** START Task material **
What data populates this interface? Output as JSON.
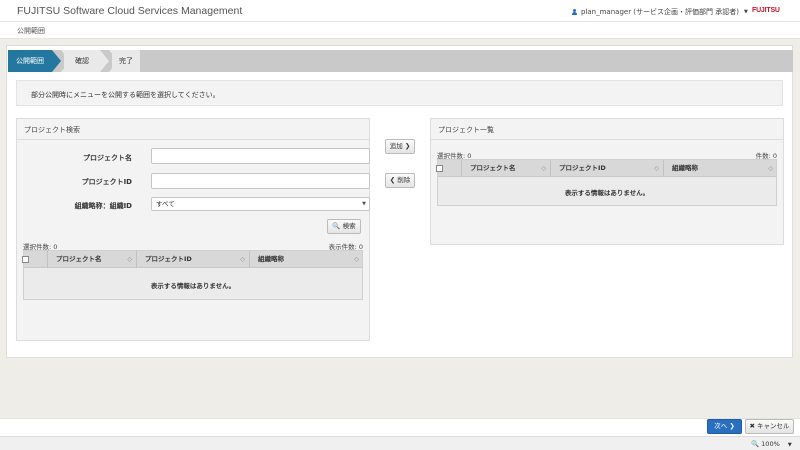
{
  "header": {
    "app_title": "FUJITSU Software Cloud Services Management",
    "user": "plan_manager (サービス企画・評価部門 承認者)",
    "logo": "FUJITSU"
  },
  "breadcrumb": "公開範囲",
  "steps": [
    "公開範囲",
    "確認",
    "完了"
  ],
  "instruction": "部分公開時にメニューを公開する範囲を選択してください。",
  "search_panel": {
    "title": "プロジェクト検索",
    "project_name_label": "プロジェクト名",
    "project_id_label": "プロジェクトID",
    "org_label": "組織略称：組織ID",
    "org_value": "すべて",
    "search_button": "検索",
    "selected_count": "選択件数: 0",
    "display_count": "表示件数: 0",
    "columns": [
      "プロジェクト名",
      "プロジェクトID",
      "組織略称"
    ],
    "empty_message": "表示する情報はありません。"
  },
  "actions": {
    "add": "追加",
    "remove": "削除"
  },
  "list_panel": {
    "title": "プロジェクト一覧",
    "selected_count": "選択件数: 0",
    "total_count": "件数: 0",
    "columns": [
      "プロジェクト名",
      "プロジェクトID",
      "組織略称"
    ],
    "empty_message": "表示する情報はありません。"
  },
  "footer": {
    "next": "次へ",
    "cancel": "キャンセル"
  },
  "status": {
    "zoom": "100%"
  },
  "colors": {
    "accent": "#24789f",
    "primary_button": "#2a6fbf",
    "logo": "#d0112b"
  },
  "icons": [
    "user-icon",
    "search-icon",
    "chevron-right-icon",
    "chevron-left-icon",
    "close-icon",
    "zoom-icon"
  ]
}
** END Task material **
• **What you will do**
Without the pictures, reproduce every line of the records above exactly.

• **Written solution**
What data populates this interface? Output as JSON.
{
  "header": {
    "app_title": "FUJITSU Software Cloud Services Management",
    "user": "plan_manager (サービス企画・評価部門 承認者)",
    "logo": "FUJITSU"
  },
  "breadcrumb": "公開範囲",
  "steps": [
    "公開範囲",
    "確認",
    "完了"
  ],
  "instruction": "部分公開時にメニューを公開する範囲を選択してください。",
  "search_panel": {
    "title": "プロジェクト検索",
    "project_name_label": "プロジェクト名",
    "project_id_label": "プロジェクトID",
    "org_label": "組織略称：組織ID",
    "org_value": "すべて",
    "search_button": "検索",
    "selected_count": "選択件数: 0",
    "display_count": "表示件数: 0",
    "columns": [
      "プロジェクト名",
      "プロジェクトID",
      "組織略称"
    ],
    "empty_message": "表示する情報はありません。"
  },
  "actions": {
    "add": "追加",
    "remove": "削除"
  },
  "list_panel": {
    "title": "プロジェクト一覧",
    "selected_count": "選択件数: 0",
    "total_count": "件数: 0",
    "columns": [
      "プロジェクト名",
      "プロジェクトID",
      "組織略称"
    ],
    "empty_message": "表示する情報はありません。"
  },
  "footer": {
    "next": "次へ",
    "cancel": "キャンセル"
  },
  "status": {
    "zoom": "100%"
  },
  "colors": {
    "accent": "#24789f",
    "primary_button": "#2a6fbf",
    "logo": "#d0112b"
  },
  "icons": [
    "user-icon",
    "search-icon",
    "chevron-right-icon",
    "chevron-left-icon",
    "close-icon",
    "zoom-icon"
  ]
}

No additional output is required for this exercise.